任务说明: 请续写这篇讲 Kafka 与 RabbitMQ 监控告警的文章,从最后一句之后接着写下去。

节选:

▼▼▼

“持续创作,加速成长!这是我参与「掘金日新计划 · 6 月更文挑战」的第4天,点击查看活动详情”
前言
监控消息队列及告警
一、kafka 监控
kafka_exporter 1.3.1 版本。
kafka版本为2.6.0
1、下载
从 github.com/danielqsj/k… 下载并传 kafka_exporter-1.3.1.linux-amd64.tar.gz 安装包。
[root@localhost package]# wget https://github.com/danielqsj/kafka_exporter/releases/download/v1.3.1/kafka_exporter-1.3.1.linux-amd64.tar.gz
[root@localhost package]# tar -xvf kafka_exporter-1.3.1.linux-amd64.tar.gz -C /opt/software/
2、启动
[root@localhost kafka_exporter]# nohup ./kafka_exporter --kafka.server=127.0.0.1:9092 &
启动成功后访问目录:http://192.168.81.104:9308/metrics
3、配置 prometheus
# 添加 kafka 的配置
- job_name: 'kafka-exporter'
static_configs:
- targets: ['192.168.81.104:9308']
# 重启 prometheus
curl -X POST http://192.168.81.104:9090/-/reload
4、导入模板 id 为 7589.
二、rabbitmq 监控
rabbitmq 的版本为 3.7.18(2019年9月份发布)
Erlang 版本为 22.0.7
rabbitmq_exporter 中下载
wget https://github.com/kbudde/rabbitmq_exporter/releases/download/v1.0.0-RC7/rabbitmq_exporter-1.0.0-RC7.linux-amd64.tar.gz
rabbitmq_exporter_1.0.0-RC12_linux_amd64.tar.gz
解压:
[root@node102 package]# tar -zxvf rabbitmq_exporter-1.0.0-RC7.linux-amd64.tar.gz -C /opt/software/
进入解压后目录启动:
[root@node102 rabbitmq]# RABBIT_USER=admin RABBIT_PASSWORD=111111 OUTPUT_FORMAT=JSON PUBLISH_PORT=9099 RABBIT_URL=http://localhost:5672 nohup ./rabbitmq_exporter &
配置 prometheus
- job_name: 'rabbitMq'
static_configs:
- targets: ['ip:9099']
导入模板 2181
重新下载3.8版本以上的
wget http://erlang.org/download/otp_src_24.0.tar.gz
[root@node103 package]# wget https://github.com/rabbitmq/rabbitmq-server/releases/download/v3.8.27/rabbitmq-server-generic-unix-3.8.27.tar.xz
三、告警配置
我们已经能够对收集的数据,通过Grafana 展示出来,除了能查看数据外,作为监控系统还需要具备告警功能。
3.1 邮箱配置
修改grafana/conf/defaults.ini 文件
grafana的配置文件默认是在/etc/grafana/grafana.ini,修改配置文件如下:
#################################### Alerting ############################
[alerting]
# Disable alerting engine & UI features
enabled = true
# Makes it possible to turn off alert rule execution but alerting UI is visible
execute_alerts = true
# Default setting for new alert rules. Defaults to categorize error and timeouts as alerting. (alerting, keep_state)

▲▲▲

版面材料:
▼▼▼

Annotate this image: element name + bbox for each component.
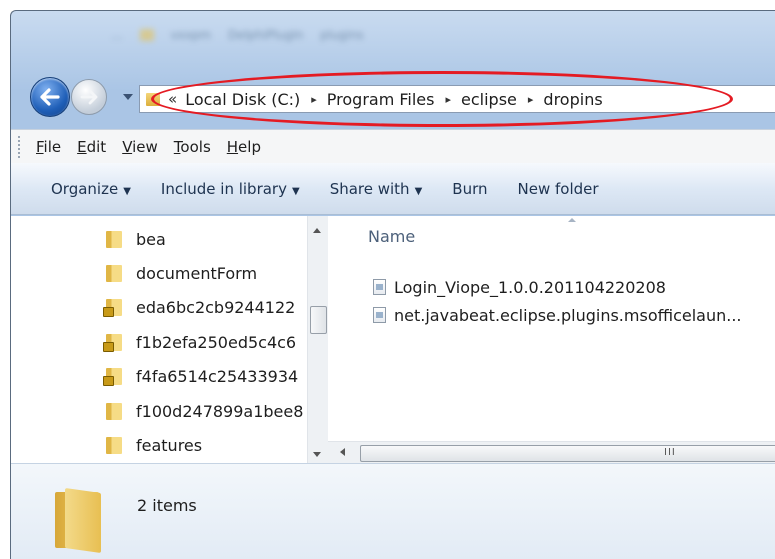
folder-icon [106, 264, 122, 282]
menu-bar: File Edit View Tools Help [11, 129, 775, 164]
organize-button[interactable]: Organize ▼ [51, 180, 131, 198]
menu-grip [18, 135, 23, 158]
folder-icon [106, 436, 122, 454]
menu-tools[interactable]: Tools [174, 138, 211, 156]
forward-arrow-icon [72, 80, 106, 114]
file-icon [373, 279, 386, 295]
breadcrumb-eclipse[interactable]: eclipse [461, 90, 517, 109]
tree-item-f1b2efa250ed5c4c6[interactable]: f1b2efa250ed5c4c6 [103, 327, 296, 357]
horizontal-scroll-thumb[interactable]: III [360, 445, 775, 462]
chevron-down-icon: ▼ [291, 185, 300, 197]
folder-large-icon [55, 488, 103, 554]
menu-file[interactable]: File [36, 138, 61, 156]
navigation-scrollbar[interactable] [307, 216, 328, 463]
navigation-pane: bea documentForm eda6bc2cb9244122 f1b2ef… [11, 216, 328, 463]
tree-item-features[interactable]: features [106, 430, 202, 460]
command-bar: Organize ▼ Include in library ▼ Share with… [11, 163, 775, 215]
tree-item-eda6bc2cb9244122[interactable]: eda6bc2cb9244122 [103, 292, 295, 322]
title-seg-2: DelphiPlugIn [227, 28, 304, 42]
chevron-down-icon: ▼ [123, 185, 131, 197]
breadcrumb-separator-icon[interactable]: ▸ [445, 93, 451, 106]
scroll-thumb[interactable] [310, 306, 327, 334]
address-overflow-chevron[interactable]: « [168, 90, 177, 108]
scroll-grip: III [664, 447, 676, 458]
sort-ascending-icon [568, 218, 576, 222]
address-bar[interactable]: « Local Disk (C:) ▸ Program Files ▸ ecli… [139, 85, 775, 113]
file-row[interactable]: Login_Viope_1.0.0.201104220208 [373, 274, 666, 300]
menu-help[interactable]: Help [227, 138, 261, 156]
scroll-down-icon[interactable] [313, 452, 321, 457]
title-folder-icon [139, 28, 154, 41]
folder-icon [106, 402, 122, 420]
explorer-window: … vxxpm DelphiPlugIn plugins « Local Dis… [10, 10, 775, 559]
menu-edit[interactable]: Edit [77, 138, 106, 156]
tree-item-f100d247899a1bee8[interactable]: f100d247899a1bee8 [106, 396, 303, 426]
back-arrow-icon [31, 78, 69, 116]
recent-pages-dropdown-icon[interactable] [123, 94, 133, 100]
window-title-blurred: … vxxpm DelphiPlugIn plugins [111, 25, 571, 45]
file-icon [373, 307, 386, 323]
title-seg-1: vxxpm [170, 28, 212, 42]
tree-item-f4fa6514c25433934[interactable]: f4fa6514c25433934 [103, 361, 298, 391]
burn-button[interactable]: Burn [452, 180, 487, 198]
file-list-horizontal-scrollbar[interactable]: III [328, 441, 775, 464]
include-in-library-button[interactable]: Include in library ▼ [161, 180, 300, 198]
new-folder-button[interactable]: New folder [518, 180, 599, 198]
breadcrumb-local-disk[interactable]: Local Disk (C:) [185, 90, 300, 109]
scroll-up-icon[interactable] [313, 228, 321, 233]
file-row[interactable]: net.javabeat.eclipse.plugins.msofficelau… [373, 302, 742, 328]
back-button[interactable] [30, 77, 70, 117]
scroll-left-icon[interactable] [340, 448, 345, 456]
breadcrumb-program-files[interactable]: Program Files [327, 90, 435, 109]
title-seg-3: plugins [320, 28, 364, 42]
breadcrumb-dropins[interactable]: dropins [543, 90, 602, 109]
details-pane: 2 items [11, 463, 775, 559]
item-count: 2 items [137, 496, 197, 515]
chevron-down-icon: ▼ [414, 185, 423, 197]
title-seg-0: … [111, 28, 123, 42]
address-folder-icon [146, 92, 160, 106]
share-with-button[interactable]: Share with ▼ [330, 180, 423, 198]
locked-folder-icon [103, 367, 122, 386]
menu-view[interactable]: View [122, 138, 158, 156]
breadcrumb-separator-icon[interactable]: ▸ [311, 93, 317, 106]
folder-icon [106, 230, 122, 248]
tree-item-bea[interactable]: bea [106, 224, 166, 254]
column-header-name[interactable]: Name [368, 227, 415, 246]
locked-folder-icon [103, 333, 122, 352]
forward-button[interactable] [71, 79, 107, 115]
locked-folder-icon [103, 298, 122, 317]
breadcrumb-separator-icon[interactable]: ▸ [528, 93, 534, 106]
file-list-pane: Name Login_Viope_1.0.0.201104220208 net.… [328, 216, 775, 441]
tree-item-documentform[interactable]: documentForm [106, 258, 257, 288]
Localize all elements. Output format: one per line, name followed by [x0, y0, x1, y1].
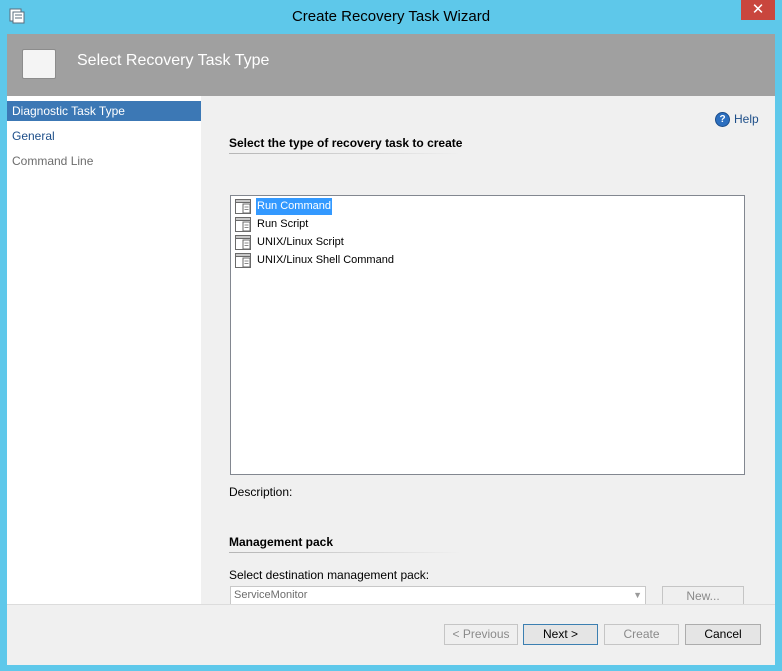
management-pack-section-title: Management pack: [229, 535, 334, 549]
task-type-list[interactable]: Run Command Run Script UNIX/Linux Script…: [230, 195, 745, 475]
previous-button: < Previous: [444, 624, 518, 645]
window-title: Create Recovery Task Wizard: [291, 8, 491, 25]
next-button[interactable]: Next >: [523, 624, 598, 645]
create-button: Create: [604, 624, 679, 645]
dropdown-value: ServiceMonitor: [234, 589, 308, 601]
document-icon: [235, 235, 251, 250]
list-item-label: UNIX/Linux Shell Command: [257, 254, 394, 266]
task-type-section-title: Select the type of recovery task to crea…: [229, 136, 463, 150]
close-button[interactable]: ✕: [741, 0, 775, 20]
nav-step-command-line: Command Line: [12, 154, 94, 168]
help-label: Help: [734, 112, 759, 126]
management-pack-dropdown: ServiceMonitor ▼: [230, 586, 646, 605]
document-icon: [235, 253, 251, 268]
wizard-window: Create Recovery Task Wizard ✕ Select Rec…: [0, 0, 782, 671]
chevron-down-icon: ▼: [633, 590, 642, 600]
wizard-footer: < Previous Next > Create Cancel: [7, 604, 775, 665]
list-item-label: UNIX/Linux Script: [257, 236, 344, 248]
wizard-header: Select Recovery Task Type: [7, 34, 775, 96]
page-title: Select Recovery Task Type: [77, 52, 270, 69]
description-label: Description:: [229, 485, 293, 499]
document-icon: [235, 217, 251, 232]
help-icon: ?: [715, 112, 730, 128]
section-divider: [229, 153, 461, 154]
header-image: [22, 49, 56, 79]
wizard-client-area: Select Recovery Task Type Diagnostic Tas…: [7, 34, 775, 665]
document-icon: [235, 199, 251, 214]
list-item-label: Run Command: [256, 198, 332, 215]
cancel-button[interactable]: Cancel: [685, 624, 761, 645]
list-item-label: Run Script: [257, 218, 309, 230]
help-link[interactable]: ? Help: [715, 111, 759, 128]
management-pack-field-label: Select destination management pack:: [229, 568, 430, 582]
wizard-content: ? Help Select the type of recovery task t…: [201, 96, 775, 607]
wizard-steps-nav: Diagnostic Task Type General Command Lin…: [7, 96, 201, 604]
nav-step-diagnostic-task-type[interactable]: Diagnostic Task Type: [7, 101, 201, 121]
nav-step-general[interactable]: General: [7, 126, 201, 146]
title-bar[interactable]: Create Recovery Task Wizard ✕: [0, 0, 782, 34]
section-divider: [229, 552, 461, 553]
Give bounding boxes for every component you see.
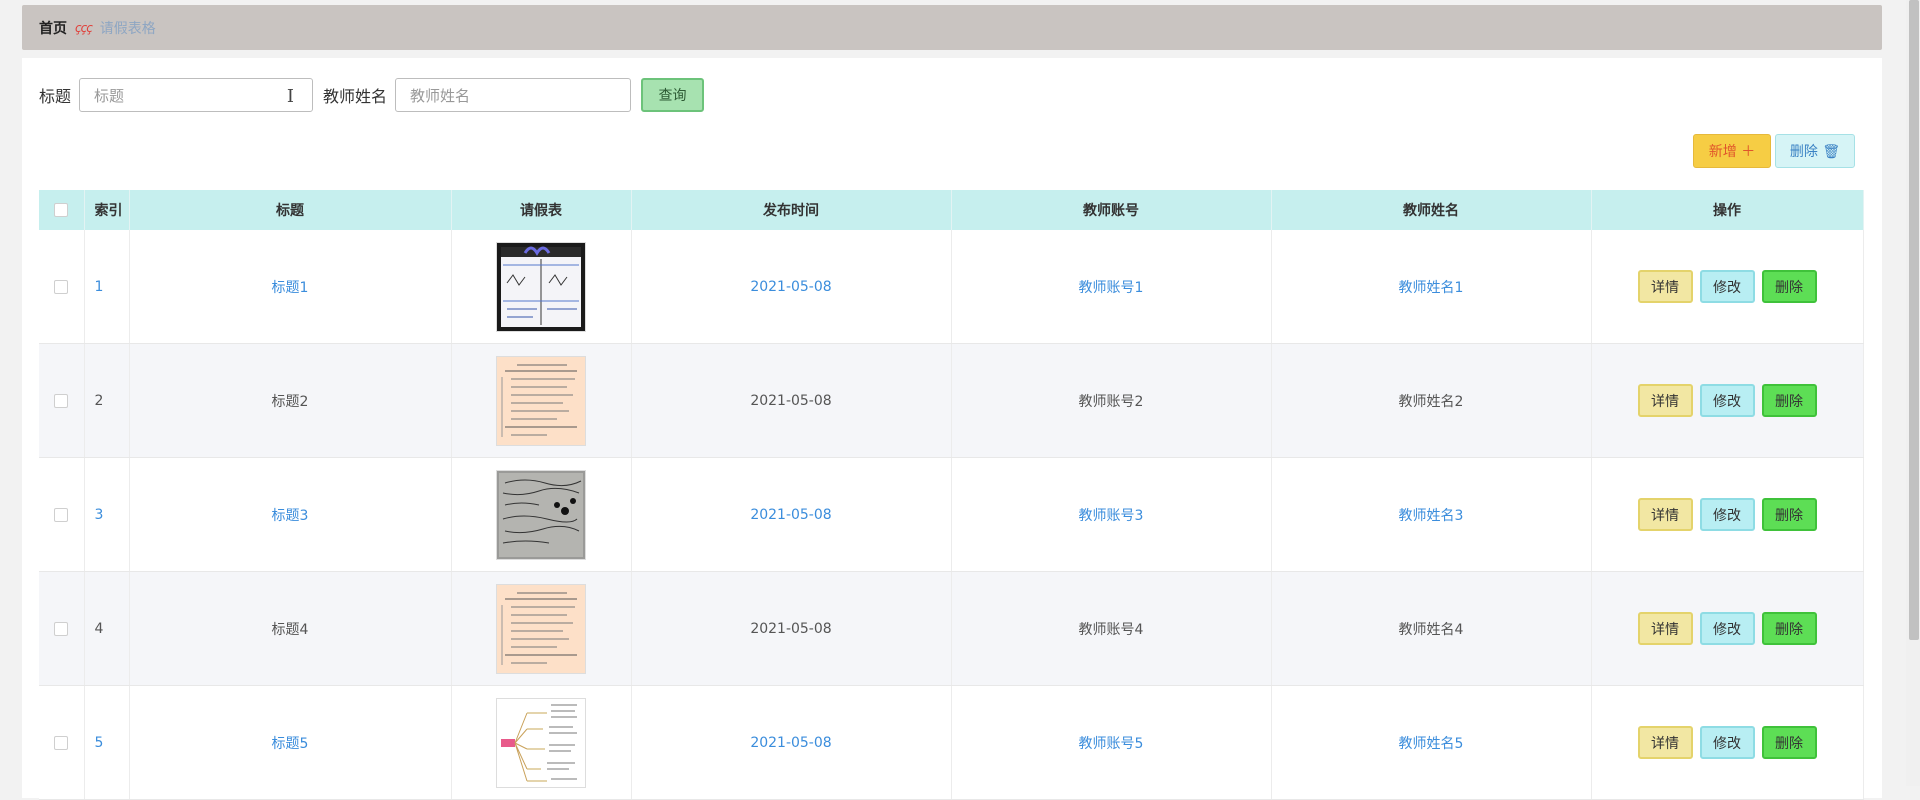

▲▲▲

回答:
error_or_timeout = alerting
# Default setting for how Grafana handles nodata or null values in alerting. (alerting, no_data, keep_state, ok)
nodata_or_nullvalues = no_data
# Alert notifications can include images, but rendering many images at the same time can overload the server
# This limit will protect the server from render overloading and make sure notifications are sent out quickly
concurrent_render_limit = 5
# 邮件服务器配置,自行修改配置
[smtp]
enabled = true
host = smtp.163.com:465
user = xl_2020@163.com
# If the password contains # or ; you have to wrap it with triple quotes. Ex """#password;"""
password = MORISJNNLZSGJRTO # 这个密码是你开启smtp服务生成的密码
;cert_file =
;key_file =
skip_verify = true
from_address = xl_2020@163.com
from_name = Grafana
这个密码不是邮箱的登录密码,而是授权码
重启 Grafana 服务
systemctl start grafana-server
点击测试按钮发送。
在为单独设置告警时,不能用于变量类型的模板,需要把具体的变量引用改为具体的ip,这样就很麻烦
关键字: Template variables are not supported in alert queries.
由于 Prometheus 告警不支持变量,而模板面板使用了大量变量,导致不可使用告警。
因此,放弃使用 Grafana 的告警功能,采用 AlertManager 来实现告警。
3.2 AlertManager 告警配置
cd /prometheus,
vim rule.yml
groups:
- name: 192.168.1.221主机监控
rules:
- alert: 主机内存不足
expr: node_memory_MemAvailable_bytes / node_memory_MemTotal_bytes * 100 < 10
for: 2m
labels:
team: node
annotations:
Alert_type: 主机内存报警
Server: '{{$labels.instance}}'
explain: "内存使用量超过90%,目前剩余量为:{{ $value }}%"
#主机磁盘空间不足
- alert: 主机磁盘空间不足
expr: (node_filesystem_avail_bytes * 100) / node_filesystem_size_bytes < 10 and ON (instance, device, mountpoint) node_filesystem_readonly == 0
for: 2m
labels:
team: node
annotations:
Alert_type: 主机磁盘空间不足报警
Server: '{{$labels.instance}}'
explain: "磁盘使用量超过90%,目前剩余量为:{{ $value }}%"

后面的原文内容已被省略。